> _DO THIS_
Return a copy of every line in the records that includes the word "JSON".

--- Start ENTRIES ---

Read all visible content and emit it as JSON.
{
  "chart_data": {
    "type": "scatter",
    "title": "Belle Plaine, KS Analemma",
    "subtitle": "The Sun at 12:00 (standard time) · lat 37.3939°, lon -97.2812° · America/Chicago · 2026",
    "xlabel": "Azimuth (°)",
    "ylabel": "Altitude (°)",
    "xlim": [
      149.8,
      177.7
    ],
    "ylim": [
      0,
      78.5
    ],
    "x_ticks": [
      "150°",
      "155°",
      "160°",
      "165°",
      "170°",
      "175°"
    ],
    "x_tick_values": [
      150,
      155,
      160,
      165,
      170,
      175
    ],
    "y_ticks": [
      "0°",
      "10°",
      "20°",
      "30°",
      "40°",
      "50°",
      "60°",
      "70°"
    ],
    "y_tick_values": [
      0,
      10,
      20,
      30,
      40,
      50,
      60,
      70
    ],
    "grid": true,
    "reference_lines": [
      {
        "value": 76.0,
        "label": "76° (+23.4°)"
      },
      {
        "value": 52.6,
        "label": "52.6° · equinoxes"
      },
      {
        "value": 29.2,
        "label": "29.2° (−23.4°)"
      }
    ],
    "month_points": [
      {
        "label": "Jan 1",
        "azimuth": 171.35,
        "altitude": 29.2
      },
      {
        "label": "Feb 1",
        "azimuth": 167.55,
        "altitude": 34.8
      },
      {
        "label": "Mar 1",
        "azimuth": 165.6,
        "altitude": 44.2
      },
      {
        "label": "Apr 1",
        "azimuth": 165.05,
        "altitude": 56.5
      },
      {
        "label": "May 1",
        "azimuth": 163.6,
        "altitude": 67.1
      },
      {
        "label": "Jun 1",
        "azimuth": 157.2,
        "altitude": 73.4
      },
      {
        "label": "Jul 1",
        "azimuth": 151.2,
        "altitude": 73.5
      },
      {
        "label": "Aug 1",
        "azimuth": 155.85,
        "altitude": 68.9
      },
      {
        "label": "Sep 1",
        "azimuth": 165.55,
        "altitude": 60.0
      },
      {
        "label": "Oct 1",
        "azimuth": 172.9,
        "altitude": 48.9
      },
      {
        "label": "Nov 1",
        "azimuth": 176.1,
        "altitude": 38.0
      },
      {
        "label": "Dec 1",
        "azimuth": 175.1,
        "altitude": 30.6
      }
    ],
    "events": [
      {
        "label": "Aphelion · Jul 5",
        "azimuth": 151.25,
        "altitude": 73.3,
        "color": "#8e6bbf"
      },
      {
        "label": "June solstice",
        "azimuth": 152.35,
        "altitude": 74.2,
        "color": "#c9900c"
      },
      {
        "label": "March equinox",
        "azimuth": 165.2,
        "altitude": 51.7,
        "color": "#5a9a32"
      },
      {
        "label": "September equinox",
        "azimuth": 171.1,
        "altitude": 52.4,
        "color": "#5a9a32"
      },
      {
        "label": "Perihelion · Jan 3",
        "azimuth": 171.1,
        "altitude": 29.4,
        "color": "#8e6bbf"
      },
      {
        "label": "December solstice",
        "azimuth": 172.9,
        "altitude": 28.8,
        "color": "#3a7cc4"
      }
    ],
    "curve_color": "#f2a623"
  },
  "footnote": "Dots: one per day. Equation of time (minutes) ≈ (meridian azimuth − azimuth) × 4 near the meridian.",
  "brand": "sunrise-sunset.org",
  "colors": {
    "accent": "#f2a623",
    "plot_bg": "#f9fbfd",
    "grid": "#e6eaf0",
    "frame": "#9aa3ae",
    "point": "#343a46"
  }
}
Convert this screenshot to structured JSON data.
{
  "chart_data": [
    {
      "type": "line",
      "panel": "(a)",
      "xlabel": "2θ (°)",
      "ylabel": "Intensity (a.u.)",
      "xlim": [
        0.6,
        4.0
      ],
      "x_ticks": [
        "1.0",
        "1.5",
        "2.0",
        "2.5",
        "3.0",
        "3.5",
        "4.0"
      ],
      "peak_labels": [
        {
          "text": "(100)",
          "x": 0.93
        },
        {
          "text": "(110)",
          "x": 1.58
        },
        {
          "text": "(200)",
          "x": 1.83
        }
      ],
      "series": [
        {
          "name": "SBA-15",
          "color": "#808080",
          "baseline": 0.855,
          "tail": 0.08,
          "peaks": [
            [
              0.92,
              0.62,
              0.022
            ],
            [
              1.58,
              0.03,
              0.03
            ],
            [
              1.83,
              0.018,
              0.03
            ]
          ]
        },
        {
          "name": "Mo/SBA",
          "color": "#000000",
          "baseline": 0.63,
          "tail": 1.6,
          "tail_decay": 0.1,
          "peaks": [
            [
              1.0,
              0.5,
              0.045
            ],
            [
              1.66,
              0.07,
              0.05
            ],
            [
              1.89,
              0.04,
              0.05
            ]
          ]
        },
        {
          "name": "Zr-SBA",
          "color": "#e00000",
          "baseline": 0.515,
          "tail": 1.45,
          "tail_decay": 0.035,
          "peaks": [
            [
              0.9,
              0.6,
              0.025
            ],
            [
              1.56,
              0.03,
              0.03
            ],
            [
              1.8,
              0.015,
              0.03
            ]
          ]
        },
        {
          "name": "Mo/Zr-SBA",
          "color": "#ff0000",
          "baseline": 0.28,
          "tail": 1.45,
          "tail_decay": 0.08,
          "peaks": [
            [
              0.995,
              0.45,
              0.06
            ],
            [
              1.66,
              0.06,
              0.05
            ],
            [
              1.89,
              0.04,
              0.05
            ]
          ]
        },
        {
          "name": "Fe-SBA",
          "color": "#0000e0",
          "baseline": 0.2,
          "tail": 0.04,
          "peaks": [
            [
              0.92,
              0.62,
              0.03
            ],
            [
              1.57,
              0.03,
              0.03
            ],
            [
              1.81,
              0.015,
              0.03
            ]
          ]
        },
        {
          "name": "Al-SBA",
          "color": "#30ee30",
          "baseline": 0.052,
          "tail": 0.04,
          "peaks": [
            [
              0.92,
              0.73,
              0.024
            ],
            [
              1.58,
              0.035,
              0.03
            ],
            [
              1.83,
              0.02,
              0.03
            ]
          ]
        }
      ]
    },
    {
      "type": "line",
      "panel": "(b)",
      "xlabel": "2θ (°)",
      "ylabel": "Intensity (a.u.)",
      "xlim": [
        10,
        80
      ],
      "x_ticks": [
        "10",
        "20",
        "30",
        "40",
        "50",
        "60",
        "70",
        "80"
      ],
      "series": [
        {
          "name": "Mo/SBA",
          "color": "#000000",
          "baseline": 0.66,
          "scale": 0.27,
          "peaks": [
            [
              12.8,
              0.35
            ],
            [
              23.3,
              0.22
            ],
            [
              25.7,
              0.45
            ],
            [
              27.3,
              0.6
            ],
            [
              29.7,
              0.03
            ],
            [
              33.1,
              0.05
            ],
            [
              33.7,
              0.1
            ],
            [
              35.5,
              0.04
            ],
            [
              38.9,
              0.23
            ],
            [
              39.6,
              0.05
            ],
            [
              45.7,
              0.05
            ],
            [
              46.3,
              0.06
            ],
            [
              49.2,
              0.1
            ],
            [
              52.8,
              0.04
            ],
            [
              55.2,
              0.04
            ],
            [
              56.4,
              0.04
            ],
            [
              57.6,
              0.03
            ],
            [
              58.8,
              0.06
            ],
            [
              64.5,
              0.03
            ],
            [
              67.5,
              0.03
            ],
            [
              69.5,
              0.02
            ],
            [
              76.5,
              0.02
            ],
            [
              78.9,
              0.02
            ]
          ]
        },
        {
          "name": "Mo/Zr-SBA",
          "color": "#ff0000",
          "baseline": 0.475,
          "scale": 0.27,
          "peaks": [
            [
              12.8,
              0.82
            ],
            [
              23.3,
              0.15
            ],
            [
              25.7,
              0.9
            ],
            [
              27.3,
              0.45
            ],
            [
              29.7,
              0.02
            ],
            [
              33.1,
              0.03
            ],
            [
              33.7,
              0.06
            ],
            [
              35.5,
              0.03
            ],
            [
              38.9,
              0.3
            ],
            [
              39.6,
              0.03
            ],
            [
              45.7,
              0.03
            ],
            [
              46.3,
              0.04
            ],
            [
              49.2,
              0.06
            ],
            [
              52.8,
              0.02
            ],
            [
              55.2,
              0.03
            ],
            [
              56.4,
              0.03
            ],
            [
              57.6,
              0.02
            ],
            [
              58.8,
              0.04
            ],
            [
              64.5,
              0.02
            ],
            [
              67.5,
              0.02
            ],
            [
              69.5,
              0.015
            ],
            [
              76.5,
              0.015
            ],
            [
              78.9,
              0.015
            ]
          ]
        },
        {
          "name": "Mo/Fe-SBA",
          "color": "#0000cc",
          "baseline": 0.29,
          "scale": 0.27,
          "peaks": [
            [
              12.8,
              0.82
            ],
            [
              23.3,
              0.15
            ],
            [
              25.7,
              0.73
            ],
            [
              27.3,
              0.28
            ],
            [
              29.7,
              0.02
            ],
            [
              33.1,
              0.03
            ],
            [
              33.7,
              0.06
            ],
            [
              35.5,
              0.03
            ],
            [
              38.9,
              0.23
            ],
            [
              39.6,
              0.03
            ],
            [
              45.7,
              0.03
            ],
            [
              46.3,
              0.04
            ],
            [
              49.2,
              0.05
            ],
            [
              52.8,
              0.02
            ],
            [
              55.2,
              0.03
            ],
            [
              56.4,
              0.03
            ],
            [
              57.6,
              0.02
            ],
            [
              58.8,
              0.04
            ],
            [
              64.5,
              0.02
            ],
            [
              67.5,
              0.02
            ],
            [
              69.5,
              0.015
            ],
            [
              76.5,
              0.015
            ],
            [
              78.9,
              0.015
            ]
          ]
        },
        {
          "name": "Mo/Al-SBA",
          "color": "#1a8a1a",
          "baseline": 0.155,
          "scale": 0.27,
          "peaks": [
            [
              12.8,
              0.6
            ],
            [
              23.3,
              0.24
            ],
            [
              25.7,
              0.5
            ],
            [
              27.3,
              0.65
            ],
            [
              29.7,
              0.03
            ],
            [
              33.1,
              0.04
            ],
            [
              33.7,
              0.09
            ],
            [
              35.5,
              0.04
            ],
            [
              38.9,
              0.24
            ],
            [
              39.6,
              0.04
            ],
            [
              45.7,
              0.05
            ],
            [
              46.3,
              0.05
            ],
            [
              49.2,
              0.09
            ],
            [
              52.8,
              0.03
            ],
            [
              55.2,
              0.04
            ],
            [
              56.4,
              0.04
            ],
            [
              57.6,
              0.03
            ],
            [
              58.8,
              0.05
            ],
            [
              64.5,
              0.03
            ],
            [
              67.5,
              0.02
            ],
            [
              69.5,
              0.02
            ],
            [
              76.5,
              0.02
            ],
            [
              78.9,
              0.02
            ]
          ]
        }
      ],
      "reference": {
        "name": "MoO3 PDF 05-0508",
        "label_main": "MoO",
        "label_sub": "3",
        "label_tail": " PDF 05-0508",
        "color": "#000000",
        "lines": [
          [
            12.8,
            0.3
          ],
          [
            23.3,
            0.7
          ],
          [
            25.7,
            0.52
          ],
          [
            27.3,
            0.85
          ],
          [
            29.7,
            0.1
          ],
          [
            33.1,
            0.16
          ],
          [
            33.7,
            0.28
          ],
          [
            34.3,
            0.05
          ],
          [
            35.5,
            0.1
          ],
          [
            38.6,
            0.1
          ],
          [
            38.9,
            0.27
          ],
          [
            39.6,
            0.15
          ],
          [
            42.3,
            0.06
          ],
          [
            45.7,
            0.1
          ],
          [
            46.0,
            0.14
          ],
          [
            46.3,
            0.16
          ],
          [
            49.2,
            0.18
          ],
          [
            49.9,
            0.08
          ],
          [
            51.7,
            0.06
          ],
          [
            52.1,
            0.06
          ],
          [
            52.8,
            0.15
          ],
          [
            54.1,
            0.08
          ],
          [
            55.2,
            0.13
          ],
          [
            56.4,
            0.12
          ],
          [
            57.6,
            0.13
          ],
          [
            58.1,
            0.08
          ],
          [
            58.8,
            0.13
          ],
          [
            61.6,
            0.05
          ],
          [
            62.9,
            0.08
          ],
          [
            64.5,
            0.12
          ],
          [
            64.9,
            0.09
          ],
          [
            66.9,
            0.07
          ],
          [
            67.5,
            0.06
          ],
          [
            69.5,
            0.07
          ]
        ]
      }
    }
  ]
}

--- End ENTRIES ---

> _EXERCISE RESULT_
Read all visible content and emit it as JSON.
Convert this screenshot to structured JSON data.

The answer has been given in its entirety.